Below are the records; locate each line with the word "bilen" and copy it.

>>>

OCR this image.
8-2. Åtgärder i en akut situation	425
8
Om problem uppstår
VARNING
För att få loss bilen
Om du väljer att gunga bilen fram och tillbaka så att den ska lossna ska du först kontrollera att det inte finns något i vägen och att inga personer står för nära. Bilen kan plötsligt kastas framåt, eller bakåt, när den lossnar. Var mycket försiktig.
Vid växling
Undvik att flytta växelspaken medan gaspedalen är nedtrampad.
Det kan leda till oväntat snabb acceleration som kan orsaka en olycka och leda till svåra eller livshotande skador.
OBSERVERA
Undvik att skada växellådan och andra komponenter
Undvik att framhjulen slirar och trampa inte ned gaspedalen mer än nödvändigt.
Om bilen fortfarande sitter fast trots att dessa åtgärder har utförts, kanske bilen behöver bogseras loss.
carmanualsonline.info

<<<

_Exercise solution_
För att få loss bilen
Om du väljer att gunga bilen fram och tillbaka så att den ska lossna ska du först kontrollera att det inte finns något i vägen och att inga personer står för nära. Bilen kan plötsligt kastas framåt, eller bakåt, när den lossnar. Var mycket försiktig.
Om bilen fortfarande sitter fast trots att dessa åtgärder har utförts, kanske bilen behöver bogseras loss.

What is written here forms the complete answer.